Without the pictures, repeat all of the data exactly as it appears below.

[[ MATERIAL FOR THIS EXERCISE, beginning ]]

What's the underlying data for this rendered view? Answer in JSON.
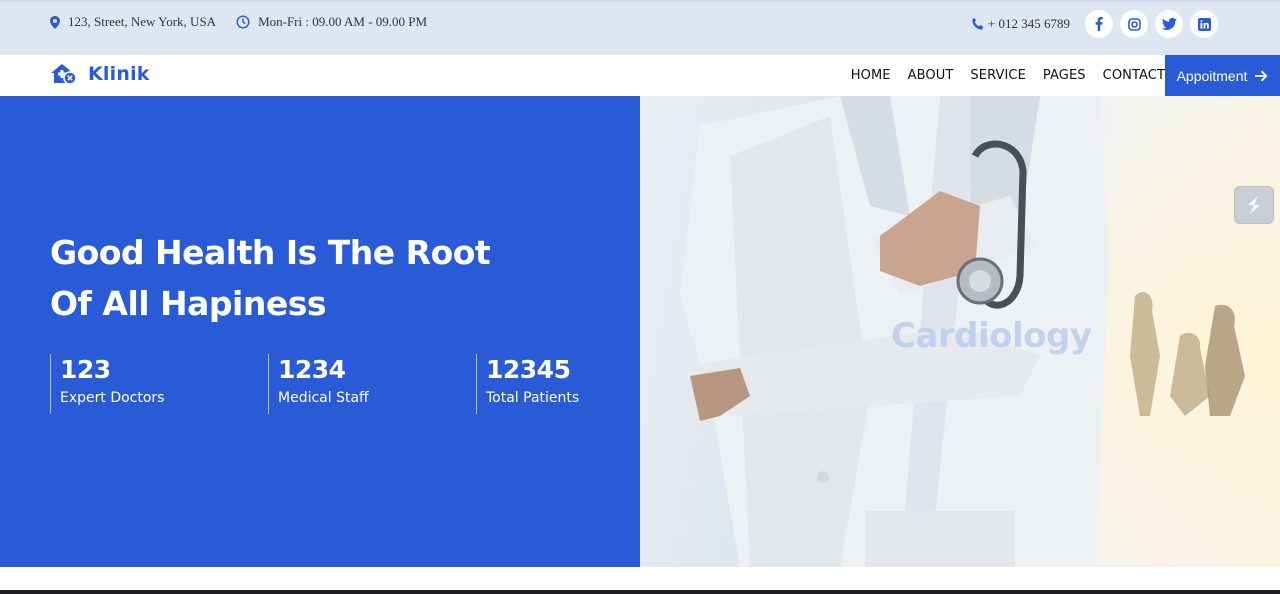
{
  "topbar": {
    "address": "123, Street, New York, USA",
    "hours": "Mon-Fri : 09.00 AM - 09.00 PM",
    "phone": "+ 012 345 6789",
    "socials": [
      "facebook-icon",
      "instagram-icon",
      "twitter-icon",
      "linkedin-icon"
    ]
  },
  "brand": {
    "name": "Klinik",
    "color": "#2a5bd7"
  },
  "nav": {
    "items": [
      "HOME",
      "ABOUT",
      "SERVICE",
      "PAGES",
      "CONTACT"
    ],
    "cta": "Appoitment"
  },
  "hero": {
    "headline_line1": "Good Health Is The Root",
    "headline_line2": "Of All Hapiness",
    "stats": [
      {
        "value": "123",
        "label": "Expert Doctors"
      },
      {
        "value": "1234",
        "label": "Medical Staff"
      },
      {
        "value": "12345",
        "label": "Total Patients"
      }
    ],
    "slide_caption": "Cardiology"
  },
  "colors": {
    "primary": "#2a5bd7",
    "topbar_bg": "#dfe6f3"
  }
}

[[ MATERIAL FOR THIS EXERCISE, end ]]

◆ **TASK ANSWER**:
What's the underlying data for this rendered view? Answer in JSON.
{
  "topbar": {
    "address": "123, Street, New York, USA",
    "hours": "Mon-Fri : 09.00 AM - 09.00 PM",
    "phone": "+ 012 345 6789",
    "socials": [
      "facebook-icon",
      "instagram-icon",
      "twitter-icon",
      "linkedin-icon"
    ]
  },
  "brand": {
    "name": "Klinik",
    "color": "#2a5bd7"
  },
  "nav": {
    "items": [
      "HOME",
      "ABOUT",
      "SERVICE",
      "PAGES",
      "CONTACT"
    ],
    "cta": "Appoitment"
  },
  "hero": {
    "headline_line1": "Good Health Is The Root",
    "headline_line2": "Of All Hapiness",
    "stats": [
      {
        "value": "123",
        "label": "Expert Doctors"
      },
      {
        "value": "1234",
        "label": "Medical Staff"
      },
      {
        "value": "12345",
        "label": "Total Patients"
      }
    ],
    "slide_caption": "Cardiology"
  },
  "colors": {
    "primary": "#2a5bd7",
    "topbar_bg": "#dfe6f3"
  }
}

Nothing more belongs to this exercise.